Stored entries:
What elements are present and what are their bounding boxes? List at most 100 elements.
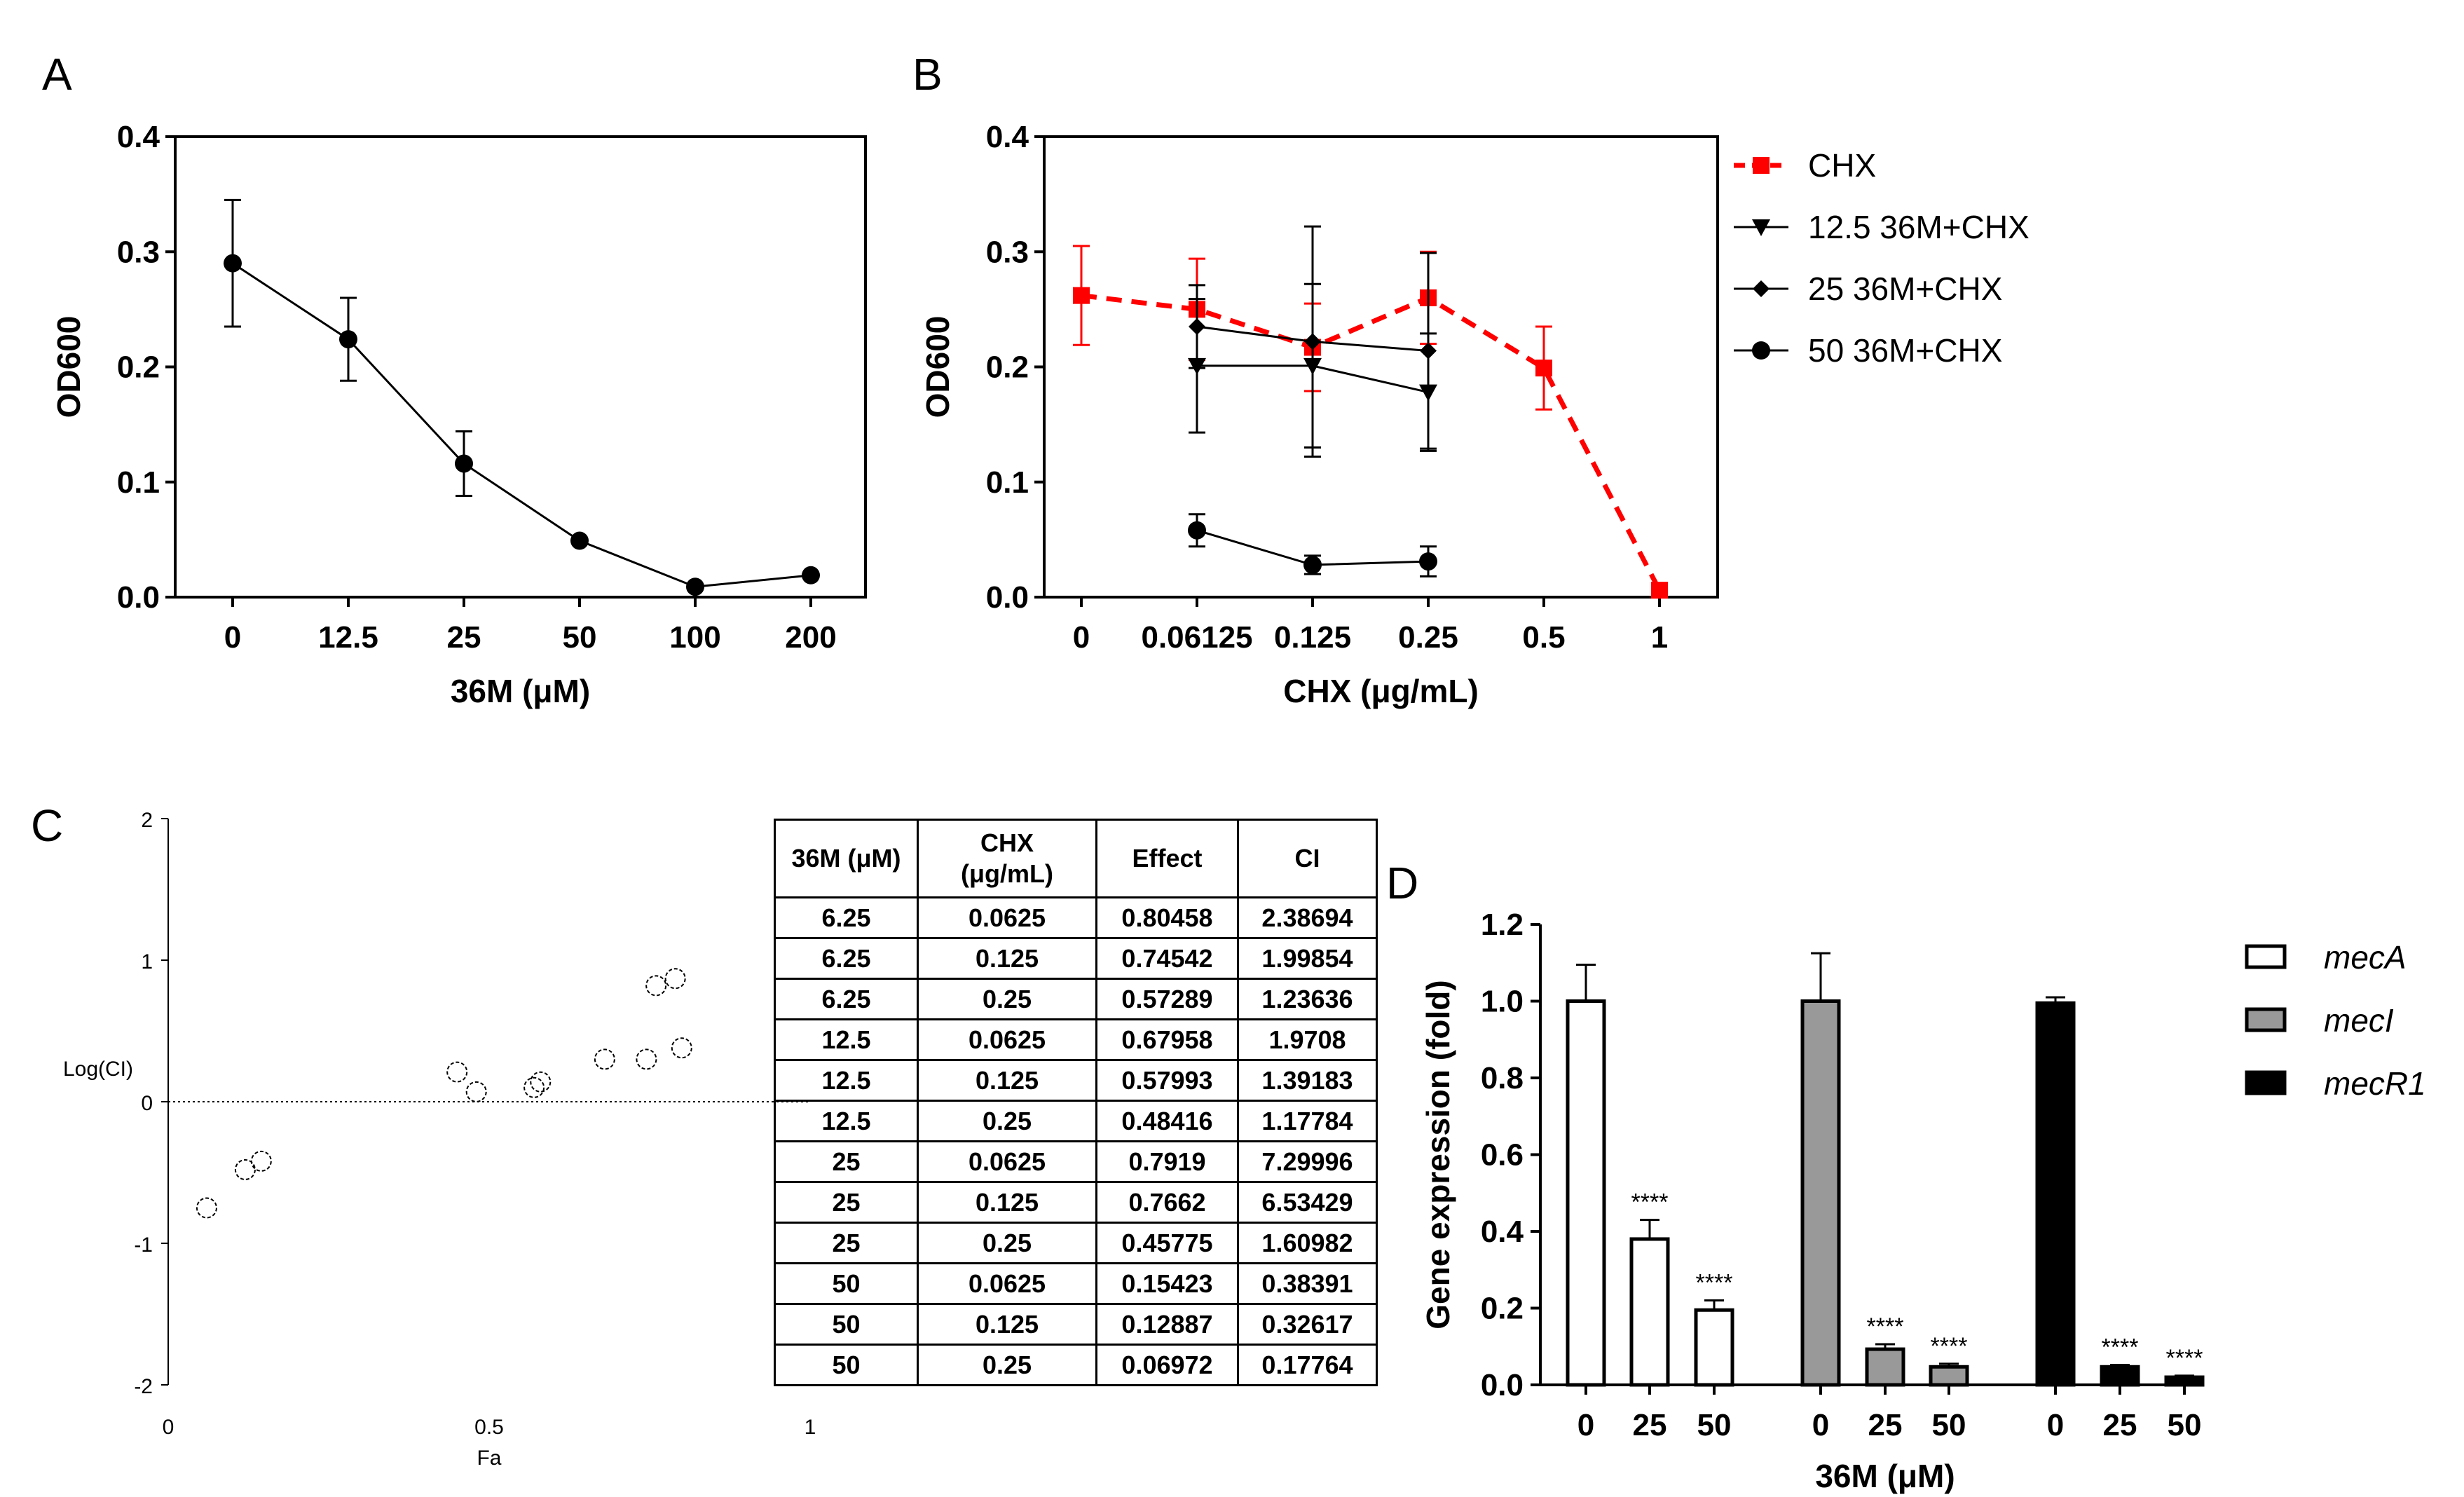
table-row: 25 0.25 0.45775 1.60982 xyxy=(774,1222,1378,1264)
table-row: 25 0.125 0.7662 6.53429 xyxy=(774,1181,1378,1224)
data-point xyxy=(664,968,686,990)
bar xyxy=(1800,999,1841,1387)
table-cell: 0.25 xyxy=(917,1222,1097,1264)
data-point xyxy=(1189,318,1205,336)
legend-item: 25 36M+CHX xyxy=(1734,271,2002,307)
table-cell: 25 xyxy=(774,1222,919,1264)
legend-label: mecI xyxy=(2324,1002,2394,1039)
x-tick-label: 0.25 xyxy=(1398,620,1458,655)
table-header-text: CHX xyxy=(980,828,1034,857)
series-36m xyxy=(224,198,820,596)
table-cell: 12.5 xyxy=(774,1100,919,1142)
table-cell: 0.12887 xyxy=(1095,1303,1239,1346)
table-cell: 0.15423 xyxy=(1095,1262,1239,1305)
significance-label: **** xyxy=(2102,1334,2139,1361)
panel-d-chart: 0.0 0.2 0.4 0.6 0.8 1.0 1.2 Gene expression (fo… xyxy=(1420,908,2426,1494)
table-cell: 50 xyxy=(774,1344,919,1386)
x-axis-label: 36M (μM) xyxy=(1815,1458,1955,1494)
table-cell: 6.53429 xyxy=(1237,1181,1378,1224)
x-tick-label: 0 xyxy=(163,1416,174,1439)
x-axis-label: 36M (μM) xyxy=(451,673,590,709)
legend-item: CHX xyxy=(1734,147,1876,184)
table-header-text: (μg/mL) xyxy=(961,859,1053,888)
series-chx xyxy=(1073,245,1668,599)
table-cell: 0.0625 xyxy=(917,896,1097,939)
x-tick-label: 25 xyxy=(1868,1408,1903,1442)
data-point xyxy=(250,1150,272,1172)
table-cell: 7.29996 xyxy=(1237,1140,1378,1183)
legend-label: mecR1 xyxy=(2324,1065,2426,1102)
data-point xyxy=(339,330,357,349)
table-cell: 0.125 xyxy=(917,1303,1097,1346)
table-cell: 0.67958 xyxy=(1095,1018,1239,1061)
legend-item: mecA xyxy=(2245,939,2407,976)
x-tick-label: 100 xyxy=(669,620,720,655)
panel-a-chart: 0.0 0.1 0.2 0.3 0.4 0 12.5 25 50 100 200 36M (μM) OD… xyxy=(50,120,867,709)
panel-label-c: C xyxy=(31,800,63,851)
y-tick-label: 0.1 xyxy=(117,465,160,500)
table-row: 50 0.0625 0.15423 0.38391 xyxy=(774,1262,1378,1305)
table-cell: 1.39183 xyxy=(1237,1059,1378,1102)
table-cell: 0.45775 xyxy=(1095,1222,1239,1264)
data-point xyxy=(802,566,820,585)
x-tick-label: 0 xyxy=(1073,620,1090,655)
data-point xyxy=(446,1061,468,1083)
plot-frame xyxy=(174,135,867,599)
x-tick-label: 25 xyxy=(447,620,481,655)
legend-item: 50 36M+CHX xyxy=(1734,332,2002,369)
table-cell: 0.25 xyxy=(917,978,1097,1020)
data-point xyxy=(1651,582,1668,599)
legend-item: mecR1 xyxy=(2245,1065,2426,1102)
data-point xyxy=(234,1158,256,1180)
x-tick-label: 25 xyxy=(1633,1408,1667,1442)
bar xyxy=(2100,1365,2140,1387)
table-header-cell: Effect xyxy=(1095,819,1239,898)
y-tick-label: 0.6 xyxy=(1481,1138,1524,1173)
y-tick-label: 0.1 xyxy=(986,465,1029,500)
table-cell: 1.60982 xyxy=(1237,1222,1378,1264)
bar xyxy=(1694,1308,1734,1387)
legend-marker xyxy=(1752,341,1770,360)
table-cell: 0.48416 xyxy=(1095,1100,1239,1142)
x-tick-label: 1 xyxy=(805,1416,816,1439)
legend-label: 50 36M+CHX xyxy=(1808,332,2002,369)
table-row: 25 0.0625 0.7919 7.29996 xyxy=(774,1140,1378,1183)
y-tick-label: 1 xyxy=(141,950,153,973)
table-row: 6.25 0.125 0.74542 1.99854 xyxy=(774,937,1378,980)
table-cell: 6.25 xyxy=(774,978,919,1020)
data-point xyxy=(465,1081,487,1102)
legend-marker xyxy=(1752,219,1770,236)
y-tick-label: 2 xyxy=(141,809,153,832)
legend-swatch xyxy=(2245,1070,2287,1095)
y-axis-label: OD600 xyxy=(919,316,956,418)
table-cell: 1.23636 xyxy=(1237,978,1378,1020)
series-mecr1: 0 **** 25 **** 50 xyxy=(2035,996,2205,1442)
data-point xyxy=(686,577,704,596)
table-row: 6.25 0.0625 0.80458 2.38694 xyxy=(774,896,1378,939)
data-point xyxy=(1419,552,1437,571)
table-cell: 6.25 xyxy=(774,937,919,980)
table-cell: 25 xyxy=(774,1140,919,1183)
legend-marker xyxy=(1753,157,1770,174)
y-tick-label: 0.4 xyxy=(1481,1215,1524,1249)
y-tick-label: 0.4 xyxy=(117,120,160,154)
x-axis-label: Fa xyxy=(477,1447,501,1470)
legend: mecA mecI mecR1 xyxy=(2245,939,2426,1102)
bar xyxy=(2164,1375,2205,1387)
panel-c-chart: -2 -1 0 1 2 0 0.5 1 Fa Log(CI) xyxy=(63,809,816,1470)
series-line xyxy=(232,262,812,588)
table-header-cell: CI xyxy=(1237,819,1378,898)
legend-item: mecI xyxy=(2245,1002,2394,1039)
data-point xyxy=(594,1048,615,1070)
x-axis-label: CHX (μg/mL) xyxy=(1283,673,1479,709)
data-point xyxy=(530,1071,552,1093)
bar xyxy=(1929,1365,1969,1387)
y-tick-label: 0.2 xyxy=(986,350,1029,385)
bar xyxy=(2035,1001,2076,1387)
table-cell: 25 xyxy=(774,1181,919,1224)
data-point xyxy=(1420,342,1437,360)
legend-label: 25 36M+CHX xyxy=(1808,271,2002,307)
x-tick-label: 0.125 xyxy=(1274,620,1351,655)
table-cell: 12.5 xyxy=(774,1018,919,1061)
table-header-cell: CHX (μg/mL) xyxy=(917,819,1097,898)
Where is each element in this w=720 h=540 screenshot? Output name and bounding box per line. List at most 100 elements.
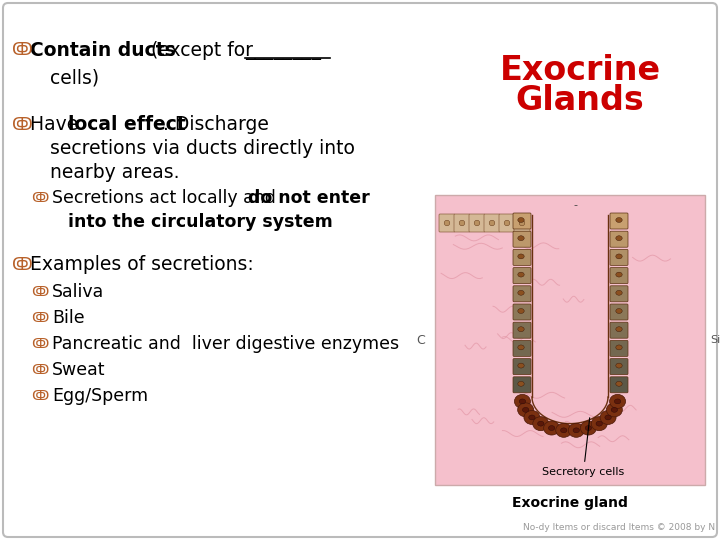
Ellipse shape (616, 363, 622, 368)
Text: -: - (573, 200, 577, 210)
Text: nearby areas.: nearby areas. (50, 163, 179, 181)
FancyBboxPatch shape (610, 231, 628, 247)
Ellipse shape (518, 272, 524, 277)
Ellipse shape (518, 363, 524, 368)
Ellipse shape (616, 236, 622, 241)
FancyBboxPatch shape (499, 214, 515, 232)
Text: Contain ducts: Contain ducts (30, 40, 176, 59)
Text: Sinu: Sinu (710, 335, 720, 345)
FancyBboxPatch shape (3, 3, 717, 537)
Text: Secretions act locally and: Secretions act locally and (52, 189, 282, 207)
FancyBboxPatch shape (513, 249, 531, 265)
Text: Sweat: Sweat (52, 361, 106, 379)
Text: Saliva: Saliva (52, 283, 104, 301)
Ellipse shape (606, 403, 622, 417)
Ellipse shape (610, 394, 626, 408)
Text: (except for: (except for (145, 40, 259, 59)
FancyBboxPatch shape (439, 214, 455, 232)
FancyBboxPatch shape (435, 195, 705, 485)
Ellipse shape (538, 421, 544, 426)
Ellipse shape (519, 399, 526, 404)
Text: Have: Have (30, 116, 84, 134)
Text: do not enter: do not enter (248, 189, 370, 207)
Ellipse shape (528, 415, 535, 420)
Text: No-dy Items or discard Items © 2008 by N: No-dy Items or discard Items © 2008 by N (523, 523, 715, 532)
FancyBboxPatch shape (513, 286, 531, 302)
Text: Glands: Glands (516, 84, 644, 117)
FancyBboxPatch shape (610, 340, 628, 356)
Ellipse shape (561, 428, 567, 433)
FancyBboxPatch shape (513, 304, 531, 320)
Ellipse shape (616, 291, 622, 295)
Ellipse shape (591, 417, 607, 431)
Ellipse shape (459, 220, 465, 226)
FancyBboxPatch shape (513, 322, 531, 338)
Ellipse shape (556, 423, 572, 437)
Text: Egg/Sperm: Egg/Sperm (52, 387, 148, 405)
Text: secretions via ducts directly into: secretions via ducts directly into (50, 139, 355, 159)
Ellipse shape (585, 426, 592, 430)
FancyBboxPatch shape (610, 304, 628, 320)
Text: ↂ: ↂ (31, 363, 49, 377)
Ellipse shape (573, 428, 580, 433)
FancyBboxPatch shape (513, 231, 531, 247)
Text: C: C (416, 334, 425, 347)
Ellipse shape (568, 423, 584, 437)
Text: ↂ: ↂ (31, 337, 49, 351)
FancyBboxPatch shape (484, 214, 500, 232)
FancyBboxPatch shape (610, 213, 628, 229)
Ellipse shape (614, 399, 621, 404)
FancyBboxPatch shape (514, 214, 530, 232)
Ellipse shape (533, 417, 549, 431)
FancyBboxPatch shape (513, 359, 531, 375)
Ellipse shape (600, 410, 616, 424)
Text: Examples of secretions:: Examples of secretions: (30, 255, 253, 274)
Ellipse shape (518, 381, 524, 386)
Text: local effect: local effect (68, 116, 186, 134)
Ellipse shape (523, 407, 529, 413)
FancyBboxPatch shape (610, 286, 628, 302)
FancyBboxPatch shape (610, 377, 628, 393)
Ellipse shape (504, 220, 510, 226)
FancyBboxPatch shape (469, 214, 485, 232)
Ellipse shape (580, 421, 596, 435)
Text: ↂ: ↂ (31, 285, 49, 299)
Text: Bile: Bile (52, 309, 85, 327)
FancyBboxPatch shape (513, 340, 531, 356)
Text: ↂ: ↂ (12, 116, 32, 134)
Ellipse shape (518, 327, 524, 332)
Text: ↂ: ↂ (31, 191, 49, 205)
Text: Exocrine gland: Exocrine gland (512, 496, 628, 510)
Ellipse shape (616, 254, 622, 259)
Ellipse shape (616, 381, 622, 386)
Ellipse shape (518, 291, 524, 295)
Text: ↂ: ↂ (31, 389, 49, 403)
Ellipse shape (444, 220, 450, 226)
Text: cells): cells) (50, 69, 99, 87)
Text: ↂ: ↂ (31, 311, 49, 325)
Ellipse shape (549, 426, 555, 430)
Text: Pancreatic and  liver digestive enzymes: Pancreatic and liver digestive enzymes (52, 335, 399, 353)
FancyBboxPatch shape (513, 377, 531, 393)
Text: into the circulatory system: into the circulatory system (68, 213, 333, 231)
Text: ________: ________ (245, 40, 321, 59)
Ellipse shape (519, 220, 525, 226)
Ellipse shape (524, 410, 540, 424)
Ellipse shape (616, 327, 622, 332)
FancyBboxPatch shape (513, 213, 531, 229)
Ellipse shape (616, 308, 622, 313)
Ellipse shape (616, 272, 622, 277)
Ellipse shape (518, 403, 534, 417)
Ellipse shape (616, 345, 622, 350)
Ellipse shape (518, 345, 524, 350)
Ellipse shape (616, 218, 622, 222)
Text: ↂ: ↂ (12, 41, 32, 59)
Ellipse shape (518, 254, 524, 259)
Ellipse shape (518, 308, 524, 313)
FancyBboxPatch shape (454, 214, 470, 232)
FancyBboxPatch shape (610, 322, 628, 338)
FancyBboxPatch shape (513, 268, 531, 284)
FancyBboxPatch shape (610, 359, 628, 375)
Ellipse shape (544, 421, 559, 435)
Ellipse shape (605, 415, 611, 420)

Description of the task: Check each line above for the string "ducts" and copy the ones that have it.

Task output:
Text: Contain ducts: Contain ducts (30, 40, 176, 59)
Text: secretions via ducts directly into: secretions via ducts directly into (50, 139, 355, 159)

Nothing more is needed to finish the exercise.